* The task:
Only the pictures are left out: repeat the rest of the entries exactly.
******
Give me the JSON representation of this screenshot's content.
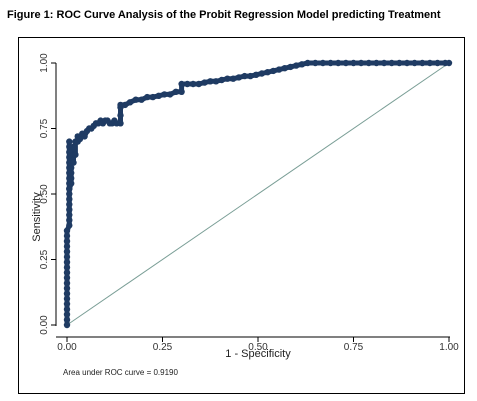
{
  "figure": {
    "title": "Figure 1: ROC Curve Analysis of the Probit Regression Model predicting Treatment"
  },
  "colors": {
    "curve": "#1f3b63",
    "reference_line": "#7a9e96",
    "axis": "#000000"
  },
  "chart_data": {
    "type": "line",
    "xlabel": "1 - Specificity",
    "ylabel": "Sensitivity",
    "xlim": [
      0,
      1
    ],
    "ylim": [
      0,
      1
    ],
    "x_ticks": [
      0,
      0.25,
      0.5,
      0.75,
      1
    ],
    "x_tick_labels": [
      "0.00",
      "0.25",
      "0.50",
      "0.75",
      "1.00"
    ],
    "y_ticks": [
      0,
      0.25,
      0.5,
      0.75,
      1
    ],
    "y_tick_labels": [
      "0.00",
      "0.25",
      "0.50",
      "0.75",
      "1.00"
    ],
    "grid": false,
    "annotation": "Area under ROC curve = 0.9190",
    "reference_line": {
      "x": [
        0,
        1
      ],
      "y": [
        0,
        1
      ]
    },
    "series": [
      {
        "x": [
          0.0,
          0.0,
          0.0,
          0.0,
          0.0,
          0.0,
          0.0,
          0.0,
          0.0,
          0.0,
          0.0,
          0.0,
          0.0,
          0.0,
          0.0,
          0.0,
          0.0,
          0.0,
          0.0,
          0.006,
          0.006,
          0.006,
          0.006,
          0.006,
          0.006,
          0.006,
          0.006,
          0.006,
          0.006,
          0.006,
          0.006,
          0.006,
          0.006,
          0.006,
          0.006,
          0.006,
          0.006,
          0.011,
          0.011,
          0.011,
          0.011,
          0.011,
          0.011,
          0.017,
          0.017,
          0.017,
          0.022,
          0.022,
          0.028,
          0.028,
          0.034,
          0.04,
          0.046,
          0.052,
          0.058,
          0.064,
          0.07,
          0.076,
          0.082,
          0.088,
          0.094,
          0.1,
          0.106,
          0.112,
          0.118,
          0.124,
          0.13,
          0.14,
          0.14,
          0.14,
          0.14,
          0.152,
          0.165,
          0.18,
          0.195,
          0.21,
          0.225,
          0.24,
          0.255,
          0.27,
          0.285,
          0.3,
          0.3,
          0.315,
          0.33,
          0.345,
          0.36,
          0.375,
          0.39,
          0.405,
          0.42,
          0.435,
          0.45,
          0.465,
          0.48,
          0.495,
          0.51,
          0.525,
          0.54,
          0.555,
          0.57,
          0.585,
          0.6,
          0.615,
          0.63,
          0.65,
          0.67,
          0.69,
          0.71,
          0.73,
          0.75,
          0.77,
          0.79,
          0.81,
          0.83,
          0.85,
          0.87,
          0.89,
          0.91,
          0.93,
          0.95,
          0.97,
          0.99,
          1.0
        ],
        "y": [
          0.0,
          0.02,
          0.04,
          0.06,
          0.08,
          0.1,
          0.12,
          0.14,
          0.16,
          0.18,
          0.2,
          0.22,
          0.24,
          0.26,
          0.28,
          0.3,
          0.32,
          0.34,
          0.36,
          0.38,
          0.4,
          0.42,
          0.44,
          0.46,
          0.48,
          0.5,
          0.52,
          0.54,
          0.56,
          0.58,
          0.6,
          0.62,
          0.64,
          0.66,
          0.68,
          0.7,
          0.52,
          0.54,
          0.56,
          0.58,
          0.6,
          0.62,
          0.64,
          0.62,
          0.65,
          0.68,
          0.65,
          0.7,
          0.7,
          0.72,
          0.71,
          0.73,
          0.72,
          0.74,
          0.75,
          0.75,
          0.76,
          0.77,
          0.77,
          0.78,
          0.77,
          0.78,
          0.78,
          0.77,
          0.77,
          0.78,
          0.77,
          0.77,
          0.8,
          0.83,
          0.84,
          0.84,
          0.85,
          0.86,
          0.86,
          0.87,
          0.87,
          0.875,
          0.88,
          0.88,
          0.89,
          0.89,
          0.92,
          0.92,
          0.92,
          0.92,
          0.925,
          0.93,
          0.93,
          0.935,
          0.94,
          0.94,
          0.945,
          0.95,
          0.95,
          0.955,
          0.96,
          0.965,
          0.97,
          0.975,
          0.98,
          0.985,
          0.99,
          0.995,
          1.0,
          1.0,
          1.0,
          1.0,
          1.0,
          1.0,
          1.0,
          1.0,
          1.0,
          1.0,
          1.0,
          1.0,
          1.0,
          1.0,
          1.0,
          1.0,
          1.0,
          1.0,
          1.0,
          1.0
        ]
      }
    ]
  }
}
******
* Written answer:
Give me the JSON representation of this screenshot's content.
{
  "figure": {
    "title": "Figure 1: ROC Curve Analysis of the Probit Regression Model predicting Treatment"
  },
  "colors": {
    "curve": "#1f3b63",
    "reference_line": "#7a9e96",
    "axis": "#000000"
  },
  "chart_data": {
    "type": "line",
    "xlabel": "1 - Specificity",
    "ylabel": "Sensitivity",
    "xlim": [
      0,
      1
    ],
    "ylim": [
      0,
      1
    ],
    "x_ticks": [
      0,
      0.25,
      0.5,
      0.75,
      1
    ],
    "x_tick_labels": [
      "0.00",
      "0.25",
      "0.50",
      "0.75",
      "1.00"
    ],
    "y_ticks": [
      0,
      0.25,
      0.5,
      0.75,
      1
    ],
    "y_tick_labels": [
      "0.00",
      "0.25",
      "0.50",
      "0.75",
      "1.00"
    ],
    "grid": false,
    "annotation": "Area under ROC curve = 0.9190",
    "reference_line": {
      "x": [
        0,
        1
      ],
      "y": [
        0,
        1
      ]
    },
    "series": [
      {
        "x": [
          0.0,
          0.0,
          0.0,
          0.0,
          0.0,
          0.0,
          0.0,
          0.0,
          0.0,
          0.0,
          0.0,
          0.0,
          0.0,
          0.0,
          0.0,
          0.0,
          0.0,
          0.0,
          0.0,
          0.006,
          0.006,
          0.006,
          0.006,
          0.006,
          0.006,
          0.006,
          0.006,
          0.006,
          0.006,
          0.006,
          0.006,
          0.006,
          0.006,
          0.006,
          0.006,
          0.006,
          0.006,
          0.011,
          0.011,
          0.011,
          0.011,
          0.011,
          0.011,
          0.017,
          0.017,
          0.017,
          0.022,
          0.022,
          0.028,
          0.028,
          0.034,
          0.04,
          0.046,
          0.052,
          0.058,
          0.064,
          0.07,
          0.076,
          0.082,
          0.088,
          0.094,
          0.1,
          0.106,
          0.112,
          0.118,
          0.124,
          0.13,
          0.14,
          0.14,
          0.14,
          0.14,
          0.152,
          0.165,
          0.18,
          0.195,
          0.21,
          0.225,
          0.24,
          0.255,
          0.27,
          0.285,
          0.3,
          0.3,
          0.315,
          0.33,
          0.345,
          0.36,
          0.375,
          0.39,
          0.405,
          0.42,
          0.435,
          0.45,
          0.465,
          0.48,
          0.495,
          0.51,
          0.525,
          0.54,
          0.555,
          0.57,
          0.585,
          0.6,
          0.615,
          0.63,
          0.65,
          0.67,
          0.69,
          0.71,
          0.73,
          0.75,
          0.77,
          0.79,
          0.81,
          0.83,
          0.85,
          0.87,
          0.89,
          0.91,
          0.93,
          0.95,
          0.97,
          0.99,
          1.0
        ],
        "y": [
          0.0,
          0.02,
          0.04,
          0.06,
          0.08,
          0.1,
          0.12,
          0.14,
          0.16,
          0.18,
          0.2,
          0.22,
          0.24,
          0.26,
          0.28,
          0.3,
          0.32,
          0.34,
          0.36,
          0.38,
          0.4,
          0.42,
          0.44,
          0.46,
          0.48,
          0.5,
          0.52,
          0.54,
          0.56,
          0.58,
          0.6,
          0.62,
          0.64,
          0.66,
          0.68,
          0.7,
          0.52,
          0.54,
          0.56,
          0.58,
          0.6,
          0.62,
          0.64,
          0.62,
          0.65,
          0.68,
          0.65,
          0.7,
          0.7,
          0.72,
          0.71,
          0.73,
          0.72,
          0.74,
          0.75,
          0.75,
          0.76,
          0.77,
          0.77,
          0.78,
          0.77,
          0.78,
          0.78,
          0.77,
          0.77,
          0.78,
          0.77,
          0.77,
          0.8,
          0.83,
          0.84,
          0.84,
          0.85,
          0.86,
          0.86,
          0.87,
          0.87,
          0.875,
          0.88,
          0.88,
          0.89,
          0.89,
          0.92,
          0.92,
          0.92,
          0.92,
          0.925,
          0.93,
          0.93,
          0.935,
          0.94,
          0.94,
          0.945,
          0.95,
          0.95,
          0.955,
          0.96,
          0.965,
          0.97,
          0.975,
          0.98,
          0.985,
          0.99,
          0.995,
          1.0,
          1.0,
          1.0,
          1.0,
          1.0,
          1.0,
          1.0,
          1.0,
          1.0,
          1.0,
          1.0,
          1.0,
          1.0,
          1.0,
          1.0,
          1.0,
          1.0,
          1.0,
          1.0,
          1.0
        ]
      }
    ]
  }
}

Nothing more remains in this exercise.